▶ [Task prompt] Find the lines containing "this" and say how many there are, with no other words.
____________
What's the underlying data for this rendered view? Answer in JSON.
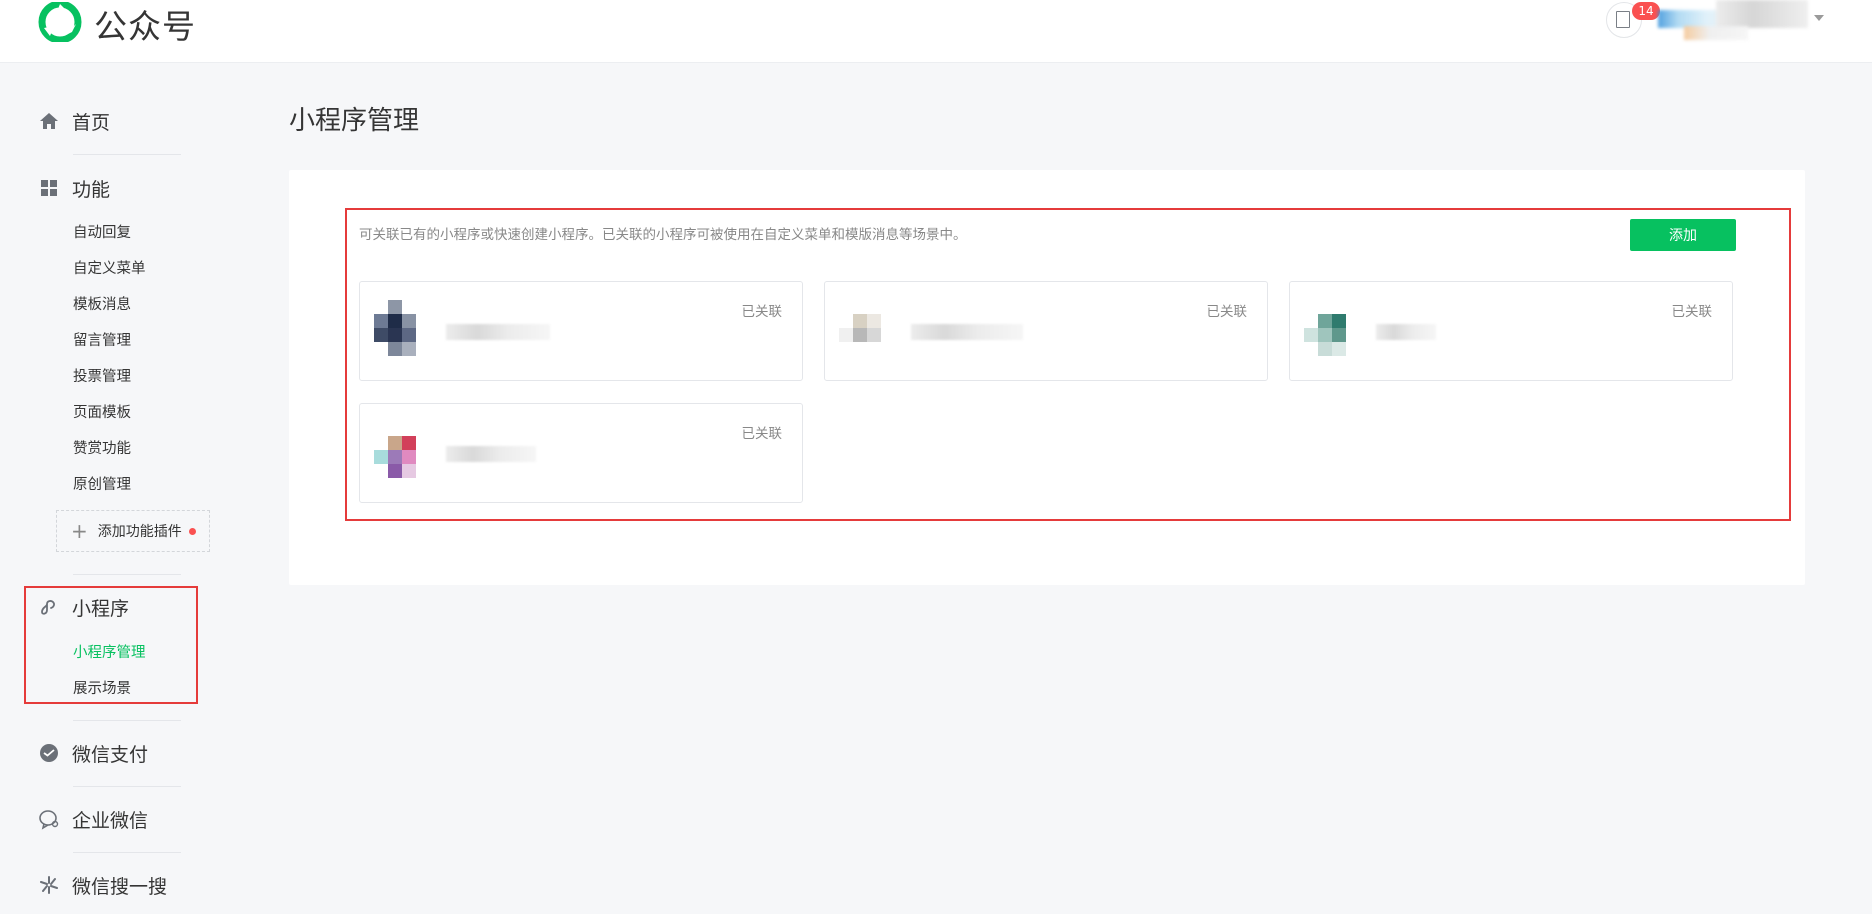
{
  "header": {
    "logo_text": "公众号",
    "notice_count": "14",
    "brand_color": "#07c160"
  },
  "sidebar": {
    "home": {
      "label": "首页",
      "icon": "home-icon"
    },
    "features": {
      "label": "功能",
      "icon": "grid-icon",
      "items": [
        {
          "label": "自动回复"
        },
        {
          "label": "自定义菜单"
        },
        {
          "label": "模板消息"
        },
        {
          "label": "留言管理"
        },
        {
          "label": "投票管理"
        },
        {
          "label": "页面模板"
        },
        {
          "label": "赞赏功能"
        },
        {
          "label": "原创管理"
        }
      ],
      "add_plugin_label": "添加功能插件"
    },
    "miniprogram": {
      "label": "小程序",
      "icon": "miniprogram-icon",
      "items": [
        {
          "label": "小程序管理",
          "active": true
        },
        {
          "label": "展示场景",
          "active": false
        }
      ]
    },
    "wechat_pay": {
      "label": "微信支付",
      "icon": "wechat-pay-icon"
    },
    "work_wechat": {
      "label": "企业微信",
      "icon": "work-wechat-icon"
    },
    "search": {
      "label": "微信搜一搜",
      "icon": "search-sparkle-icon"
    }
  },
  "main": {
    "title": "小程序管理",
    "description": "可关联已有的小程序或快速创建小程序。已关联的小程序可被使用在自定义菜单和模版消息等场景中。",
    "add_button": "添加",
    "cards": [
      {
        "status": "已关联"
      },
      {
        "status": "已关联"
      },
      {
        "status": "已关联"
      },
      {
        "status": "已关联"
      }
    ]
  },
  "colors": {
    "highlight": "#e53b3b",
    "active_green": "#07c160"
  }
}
____________
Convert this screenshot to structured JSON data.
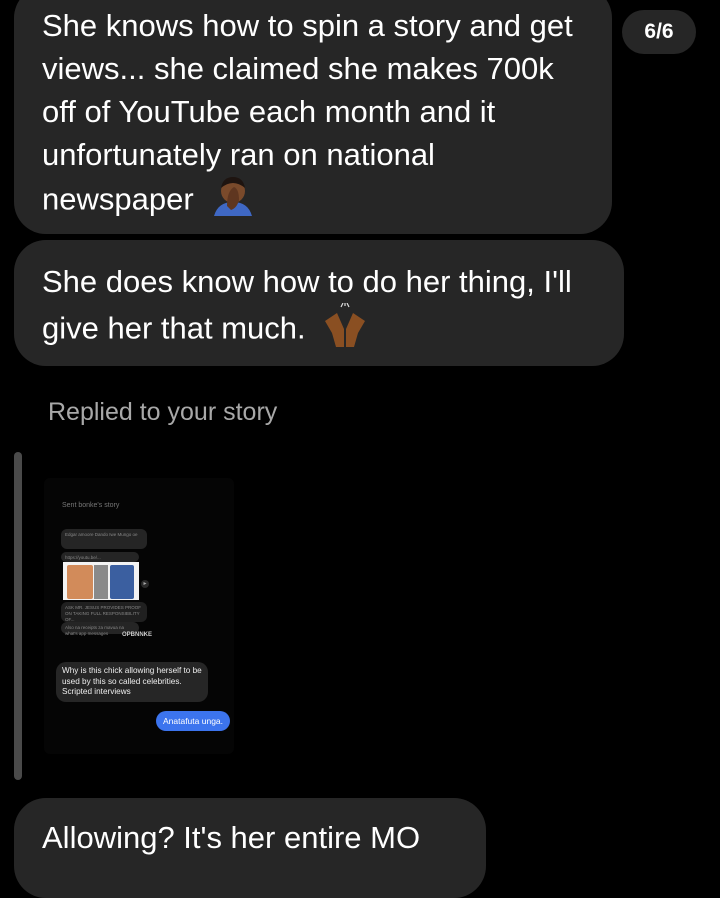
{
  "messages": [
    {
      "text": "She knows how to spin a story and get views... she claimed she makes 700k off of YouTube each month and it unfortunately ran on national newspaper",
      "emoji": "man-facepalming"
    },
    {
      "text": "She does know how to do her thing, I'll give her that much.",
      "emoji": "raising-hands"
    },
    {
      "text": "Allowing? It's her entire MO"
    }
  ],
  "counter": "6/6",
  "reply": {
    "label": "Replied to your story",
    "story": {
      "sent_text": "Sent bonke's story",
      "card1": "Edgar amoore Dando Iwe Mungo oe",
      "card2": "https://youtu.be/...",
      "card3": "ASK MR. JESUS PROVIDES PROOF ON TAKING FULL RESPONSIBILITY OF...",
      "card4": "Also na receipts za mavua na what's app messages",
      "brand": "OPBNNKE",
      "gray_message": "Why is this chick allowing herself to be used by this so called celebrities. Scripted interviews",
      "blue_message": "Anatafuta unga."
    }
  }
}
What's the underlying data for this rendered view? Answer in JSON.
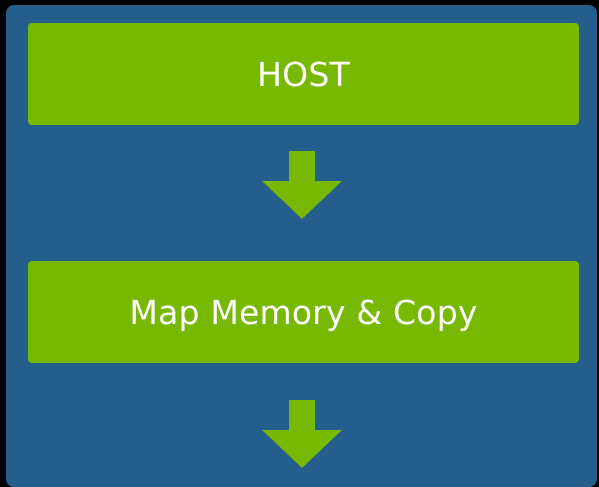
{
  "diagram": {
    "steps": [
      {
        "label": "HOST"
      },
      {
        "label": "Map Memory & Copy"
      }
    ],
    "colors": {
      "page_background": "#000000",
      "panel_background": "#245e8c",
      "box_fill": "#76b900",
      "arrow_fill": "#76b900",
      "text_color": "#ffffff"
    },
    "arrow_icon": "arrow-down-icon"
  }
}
____________
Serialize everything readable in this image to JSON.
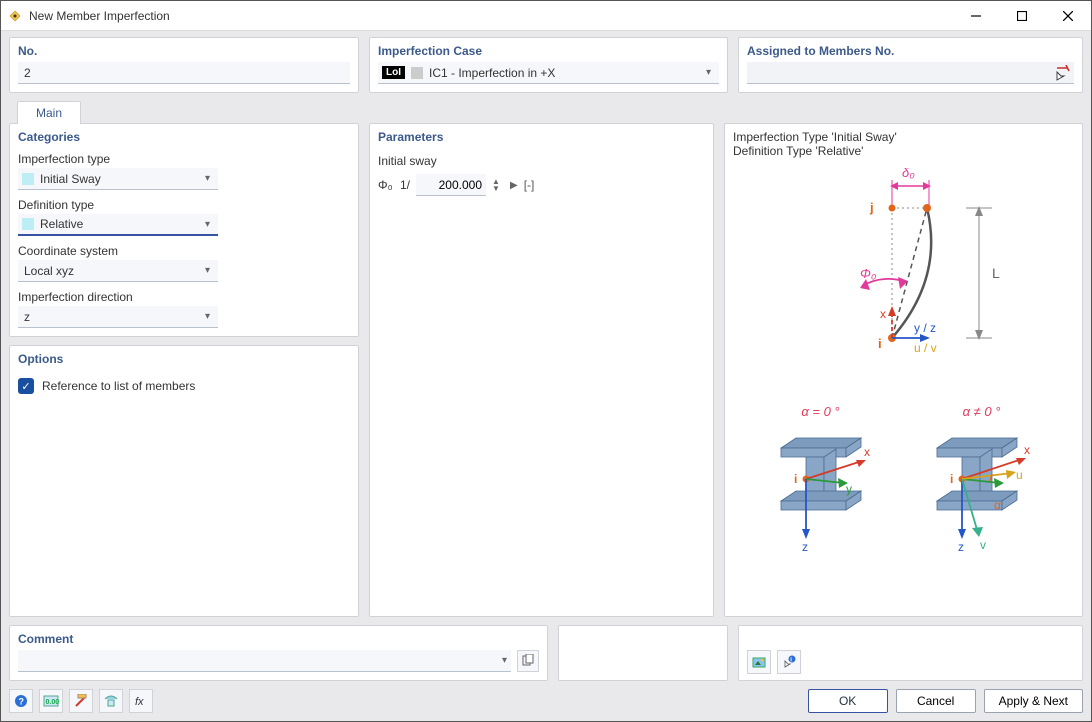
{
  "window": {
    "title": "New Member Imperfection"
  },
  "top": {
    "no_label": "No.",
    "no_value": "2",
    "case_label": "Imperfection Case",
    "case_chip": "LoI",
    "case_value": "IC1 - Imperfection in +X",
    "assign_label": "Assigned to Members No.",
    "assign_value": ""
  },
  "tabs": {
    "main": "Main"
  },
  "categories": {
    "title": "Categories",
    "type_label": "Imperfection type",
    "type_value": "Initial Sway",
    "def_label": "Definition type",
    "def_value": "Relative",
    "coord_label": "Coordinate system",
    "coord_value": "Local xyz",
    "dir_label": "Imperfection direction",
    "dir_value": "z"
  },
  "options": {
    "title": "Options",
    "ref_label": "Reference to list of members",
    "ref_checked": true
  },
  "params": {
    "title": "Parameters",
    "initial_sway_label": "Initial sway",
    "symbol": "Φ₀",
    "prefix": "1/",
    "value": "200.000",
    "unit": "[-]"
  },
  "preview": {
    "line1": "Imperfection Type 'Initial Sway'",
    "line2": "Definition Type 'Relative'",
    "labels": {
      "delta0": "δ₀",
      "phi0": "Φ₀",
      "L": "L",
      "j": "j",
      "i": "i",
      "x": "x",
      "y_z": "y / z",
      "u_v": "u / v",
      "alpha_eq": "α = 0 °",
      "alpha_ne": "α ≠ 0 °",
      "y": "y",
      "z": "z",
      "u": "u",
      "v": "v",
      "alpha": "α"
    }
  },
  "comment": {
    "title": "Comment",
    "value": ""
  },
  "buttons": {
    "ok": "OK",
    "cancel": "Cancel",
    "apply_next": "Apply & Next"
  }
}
____________
▶ [Written response] 5